Where a line below holds the string "Шадринский", copy that line.

Data -
== == ==

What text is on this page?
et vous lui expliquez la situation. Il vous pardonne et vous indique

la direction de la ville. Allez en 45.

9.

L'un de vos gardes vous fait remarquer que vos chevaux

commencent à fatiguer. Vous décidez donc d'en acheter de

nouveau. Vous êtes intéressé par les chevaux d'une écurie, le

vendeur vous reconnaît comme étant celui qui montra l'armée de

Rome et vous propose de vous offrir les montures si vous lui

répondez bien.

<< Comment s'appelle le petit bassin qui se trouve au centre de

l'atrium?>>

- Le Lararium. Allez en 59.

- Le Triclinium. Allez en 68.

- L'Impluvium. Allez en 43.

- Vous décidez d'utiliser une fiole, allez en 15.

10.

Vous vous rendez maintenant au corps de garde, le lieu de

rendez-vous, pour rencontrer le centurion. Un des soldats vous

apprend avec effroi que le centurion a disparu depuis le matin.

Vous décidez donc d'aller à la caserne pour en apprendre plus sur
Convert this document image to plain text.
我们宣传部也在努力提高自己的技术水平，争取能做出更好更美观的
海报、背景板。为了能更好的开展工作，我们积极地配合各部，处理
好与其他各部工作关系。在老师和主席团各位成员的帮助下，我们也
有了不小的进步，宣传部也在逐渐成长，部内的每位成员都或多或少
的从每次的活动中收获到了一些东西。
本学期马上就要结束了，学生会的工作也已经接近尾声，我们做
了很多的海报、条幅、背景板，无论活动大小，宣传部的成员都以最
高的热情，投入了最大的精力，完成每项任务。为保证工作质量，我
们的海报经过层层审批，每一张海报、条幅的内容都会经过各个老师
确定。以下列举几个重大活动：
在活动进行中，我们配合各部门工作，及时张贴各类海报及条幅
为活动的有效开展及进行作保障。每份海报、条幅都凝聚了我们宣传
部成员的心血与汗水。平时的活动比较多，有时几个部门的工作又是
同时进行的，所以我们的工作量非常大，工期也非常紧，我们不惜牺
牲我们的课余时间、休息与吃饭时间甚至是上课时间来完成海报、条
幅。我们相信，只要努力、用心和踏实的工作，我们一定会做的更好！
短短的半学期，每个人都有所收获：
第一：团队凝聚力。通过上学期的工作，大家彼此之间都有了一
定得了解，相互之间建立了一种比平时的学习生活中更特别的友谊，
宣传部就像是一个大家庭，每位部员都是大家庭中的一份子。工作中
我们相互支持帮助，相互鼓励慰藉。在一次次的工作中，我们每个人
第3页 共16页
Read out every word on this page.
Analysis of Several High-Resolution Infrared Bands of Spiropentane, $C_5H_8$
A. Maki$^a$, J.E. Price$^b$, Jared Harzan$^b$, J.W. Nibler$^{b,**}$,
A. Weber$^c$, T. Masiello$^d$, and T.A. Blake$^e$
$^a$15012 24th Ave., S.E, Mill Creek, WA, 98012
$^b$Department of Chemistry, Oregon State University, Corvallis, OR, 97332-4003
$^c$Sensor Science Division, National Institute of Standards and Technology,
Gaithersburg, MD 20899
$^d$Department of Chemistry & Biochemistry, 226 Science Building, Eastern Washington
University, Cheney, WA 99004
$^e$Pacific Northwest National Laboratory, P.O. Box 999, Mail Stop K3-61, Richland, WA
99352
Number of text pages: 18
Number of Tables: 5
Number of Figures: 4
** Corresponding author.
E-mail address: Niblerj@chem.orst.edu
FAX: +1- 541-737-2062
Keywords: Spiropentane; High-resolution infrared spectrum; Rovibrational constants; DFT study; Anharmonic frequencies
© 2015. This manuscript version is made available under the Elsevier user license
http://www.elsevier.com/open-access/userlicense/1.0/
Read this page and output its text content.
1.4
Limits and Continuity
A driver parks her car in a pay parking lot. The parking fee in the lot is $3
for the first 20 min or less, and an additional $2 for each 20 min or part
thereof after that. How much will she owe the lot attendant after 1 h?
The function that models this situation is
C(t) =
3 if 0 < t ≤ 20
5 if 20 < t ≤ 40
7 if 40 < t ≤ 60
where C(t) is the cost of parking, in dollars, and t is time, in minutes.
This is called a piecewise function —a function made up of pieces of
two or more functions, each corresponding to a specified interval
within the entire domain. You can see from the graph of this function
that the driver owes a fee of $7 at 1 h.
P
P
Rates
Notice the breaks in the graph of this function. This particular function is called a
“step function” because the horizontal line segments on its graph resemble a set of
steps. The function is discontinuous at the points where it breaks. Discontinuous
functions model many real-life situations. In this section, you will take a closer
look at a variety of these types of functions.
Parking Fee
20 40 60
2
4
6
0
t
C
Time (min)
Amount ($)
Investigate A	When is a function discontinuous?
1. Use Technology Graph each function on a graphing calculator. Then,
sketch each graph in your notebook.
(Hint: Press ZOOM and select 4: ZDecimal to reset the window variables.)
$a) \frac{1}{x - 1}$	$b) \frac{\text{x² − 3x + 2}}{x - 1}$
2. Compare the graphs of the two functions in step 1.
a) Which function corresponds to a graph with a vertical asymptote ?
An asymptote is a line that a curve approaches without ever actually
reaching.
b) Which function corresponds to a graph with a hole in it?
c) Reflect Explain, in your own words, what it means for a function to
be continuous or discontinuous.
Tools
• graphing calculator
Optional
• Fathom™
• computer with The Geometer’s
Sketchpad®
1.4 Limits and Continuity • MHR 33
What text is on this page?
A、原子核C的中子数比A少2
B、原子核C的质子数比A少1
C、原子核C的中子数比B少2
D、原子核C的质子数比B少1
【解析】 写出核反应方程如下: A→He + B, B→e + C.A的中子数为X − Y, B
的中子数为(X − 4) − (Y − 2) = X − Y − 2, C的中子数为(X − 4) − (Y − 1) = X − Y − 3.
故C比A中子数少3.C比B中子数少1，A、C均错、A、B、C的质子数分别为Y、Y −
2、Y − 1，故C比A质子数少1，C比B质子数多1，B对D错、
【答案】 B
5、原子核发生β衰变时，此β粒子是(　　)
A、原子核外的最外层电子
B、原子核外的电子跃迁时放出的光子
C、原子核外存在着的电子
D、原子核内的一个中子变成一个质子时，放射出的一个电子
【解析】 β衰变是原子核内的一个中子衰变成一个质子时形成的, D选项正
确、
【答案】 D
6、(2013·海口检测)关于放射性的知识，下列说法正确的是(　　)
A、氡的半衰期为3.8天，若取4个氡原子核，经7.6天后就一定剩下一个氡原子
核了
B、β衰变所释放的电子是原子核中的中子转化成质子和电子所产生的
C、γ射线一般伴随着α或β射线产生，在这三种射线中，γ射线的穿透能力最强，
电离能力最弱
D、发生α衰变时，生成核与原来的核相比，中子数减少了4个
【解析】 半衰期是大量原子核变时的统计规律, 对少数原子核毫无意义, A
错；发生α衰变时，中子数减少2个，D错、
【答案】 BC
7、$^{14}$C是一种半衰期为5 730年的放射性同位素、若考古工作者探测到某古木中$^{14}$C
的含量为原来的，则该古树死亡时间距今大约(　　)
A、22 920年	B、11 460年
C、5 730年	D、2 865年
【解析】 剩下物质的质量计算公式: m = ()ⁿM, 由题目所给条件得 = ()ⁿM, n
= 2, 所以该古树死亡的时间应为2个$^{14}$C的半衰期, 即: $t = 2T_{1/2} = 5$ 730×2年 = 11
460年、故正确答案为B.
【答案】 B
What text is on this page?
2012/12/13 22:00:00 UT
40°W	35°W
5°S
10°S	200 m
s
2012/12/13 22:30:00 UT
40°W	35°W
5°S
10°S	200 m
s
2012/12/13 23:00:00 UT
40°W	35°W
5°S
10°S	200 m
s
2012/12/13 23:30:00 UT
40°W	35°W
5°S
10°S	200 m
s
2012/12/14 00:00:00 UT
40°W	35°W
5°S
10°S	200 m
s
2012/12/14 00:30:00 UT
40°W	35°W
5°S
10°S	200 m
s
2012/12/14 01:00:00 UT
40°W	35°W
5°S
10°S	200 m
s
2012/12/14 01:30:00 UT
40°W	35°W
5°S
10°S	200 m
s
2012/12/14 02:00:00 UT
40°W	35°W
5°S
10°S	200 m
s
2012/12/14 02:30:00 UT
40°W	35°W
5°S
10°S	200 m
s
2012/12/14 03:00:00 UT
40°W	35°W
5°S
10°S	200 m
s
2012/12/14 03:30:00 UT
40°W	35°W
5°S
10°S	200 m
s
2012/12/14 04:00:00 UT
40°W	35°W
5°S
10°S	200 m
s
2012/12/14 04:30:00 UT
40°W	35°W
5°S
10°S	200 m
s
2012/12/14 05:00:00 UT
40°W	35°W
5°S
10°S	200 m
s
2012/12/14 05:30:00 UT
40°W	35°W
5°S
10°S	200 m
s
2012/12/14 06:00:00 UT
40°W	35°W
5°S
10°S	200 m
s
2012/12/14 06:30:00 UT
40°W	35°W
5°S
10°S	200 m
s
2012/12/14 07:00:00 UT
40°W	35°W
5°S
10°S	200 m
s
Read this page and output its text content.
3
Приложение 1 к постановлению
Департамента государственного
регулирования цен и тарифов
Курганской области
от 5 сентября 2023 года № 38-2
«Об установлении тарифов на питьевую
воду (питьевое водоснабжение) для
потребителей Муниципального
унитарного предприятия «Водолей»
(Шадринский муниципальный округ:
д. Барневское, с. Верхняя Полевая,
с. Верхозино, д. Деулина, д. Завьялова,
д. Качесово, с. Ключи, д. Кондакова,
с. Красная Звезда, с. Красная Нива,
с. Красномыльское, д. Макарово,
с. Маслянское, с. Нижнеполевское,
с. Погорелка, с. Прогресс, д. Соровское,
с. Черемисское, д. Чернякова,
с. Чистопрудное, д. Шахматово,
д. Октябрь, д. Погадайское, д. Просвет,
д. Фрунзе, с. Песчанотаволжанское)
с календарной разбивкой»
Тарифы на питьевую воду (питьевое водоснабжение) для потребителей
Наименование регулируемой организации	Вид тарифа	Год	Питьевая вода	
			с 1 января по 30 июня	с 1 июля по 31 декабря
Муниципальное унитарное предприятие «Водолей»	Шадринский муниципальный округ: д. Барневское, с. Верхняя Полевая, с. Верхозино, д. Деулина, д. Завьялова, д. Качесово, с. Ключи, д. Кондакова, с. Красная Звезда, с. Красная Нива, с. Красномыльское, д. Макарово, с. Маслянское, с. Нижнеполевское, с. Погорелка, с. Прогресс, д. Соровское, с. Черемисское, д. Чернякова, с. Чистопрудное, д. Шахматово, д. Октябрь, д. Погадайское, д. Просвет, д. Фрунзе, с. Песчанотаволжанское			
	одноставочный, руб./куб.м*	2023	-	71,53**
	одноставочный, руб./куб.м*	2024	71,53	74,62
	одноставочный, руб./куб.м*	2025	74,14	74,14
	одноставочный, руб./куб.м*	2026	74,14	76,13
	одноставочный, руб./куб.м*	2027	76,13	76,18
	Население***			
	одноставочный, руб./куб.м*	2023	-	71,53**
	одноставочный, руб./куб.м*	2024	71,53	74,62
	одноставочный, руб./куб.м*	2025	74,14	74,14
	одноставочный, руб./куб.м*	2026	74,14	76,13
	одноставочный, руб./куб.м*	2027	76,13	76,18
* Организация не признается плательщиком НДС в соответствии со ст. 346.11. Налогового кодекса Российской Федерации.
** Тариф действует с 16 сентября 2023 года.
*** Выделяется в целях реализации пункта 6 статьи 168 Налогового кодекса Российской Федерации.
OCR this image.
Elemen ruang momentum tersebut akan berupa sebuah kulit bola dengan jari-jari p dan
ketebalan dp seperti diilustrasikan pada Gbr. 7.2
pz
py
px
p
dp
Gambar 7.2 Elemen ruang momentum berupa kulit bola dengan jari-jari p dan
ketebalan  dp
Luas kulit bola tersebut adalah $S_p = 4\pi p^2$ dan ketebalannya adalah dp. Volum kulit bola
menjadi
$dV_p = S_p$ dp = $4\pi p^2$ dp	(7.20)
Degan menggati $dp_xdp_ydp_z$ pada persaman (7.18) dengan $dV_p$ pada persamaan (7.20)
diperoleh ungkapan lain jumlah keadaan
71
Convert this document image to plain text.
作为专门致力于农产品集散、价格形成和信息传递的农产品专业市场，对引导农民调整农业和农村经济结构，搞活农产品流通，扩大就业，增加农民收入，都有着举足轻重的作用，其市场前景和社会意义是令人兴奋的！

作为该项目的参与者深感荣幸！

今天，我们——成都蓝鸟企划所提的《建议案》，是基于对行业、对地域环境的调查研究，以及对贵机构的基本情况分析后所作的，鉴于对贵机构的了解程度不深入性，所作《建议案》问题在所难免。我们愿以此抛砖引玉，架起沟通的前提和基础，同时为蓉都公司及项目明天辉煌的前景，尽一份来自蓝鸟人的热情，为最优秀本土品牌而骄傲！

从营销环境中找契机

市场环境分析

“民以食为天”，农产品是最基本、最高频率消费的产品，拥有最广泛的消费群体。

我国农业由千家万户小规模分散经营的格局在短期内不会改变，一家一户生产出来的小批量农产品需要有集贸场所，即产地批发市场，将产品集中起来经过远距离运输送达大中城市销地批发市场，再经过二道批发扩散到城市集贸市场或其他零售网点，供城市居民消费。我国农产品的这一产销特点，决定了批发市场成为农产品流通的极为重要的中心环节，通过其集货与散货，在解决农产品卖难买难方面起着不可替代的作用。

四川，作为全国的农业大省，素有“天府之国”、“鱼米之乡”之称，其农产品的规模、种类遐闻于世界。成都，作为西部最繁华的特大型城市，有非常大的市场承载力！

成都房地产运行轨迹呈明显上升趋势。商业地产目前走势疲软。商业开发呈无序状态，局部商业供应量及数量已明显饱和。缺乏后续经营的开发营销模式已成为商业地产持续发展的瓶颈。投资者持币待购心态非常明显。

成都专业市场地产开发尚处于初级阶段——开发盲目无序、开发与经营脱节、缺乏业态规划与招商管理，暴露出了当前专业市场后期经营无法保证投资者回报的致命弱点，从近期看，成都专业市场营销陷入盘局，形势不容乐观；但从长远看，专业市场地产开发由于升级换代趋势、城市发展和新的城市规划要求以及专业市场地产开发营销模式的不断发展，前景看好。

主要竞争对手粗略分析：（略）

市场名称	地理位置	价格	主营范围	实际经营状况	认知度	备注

== == ==

Exercise output -
(Шадринский муниципальный округ:
Муниципальное унитарное предприятие «Водолей»	Шадринский муниципальный округ: д. Барневское, с. Верхняя Полевая, с. Верхозино, д. Деулина, д. Завьялова, д. Качесово, с. Ключи, д. Кондакова, с. Красная Звезда, с. Красная Нива, с. Красномыльское, д. Макарово, с. Маслянское, с. Нижнеполевское, с. Погорелка, с. Прогресс, д. Соровское, с. Черемисское, д. Чернякова, с. Чистопрудное, д. Шахматово, д. Октябрь, д. Погадайское, д. Просвет, д. Фрунзе, с. Песчанотаволжанское			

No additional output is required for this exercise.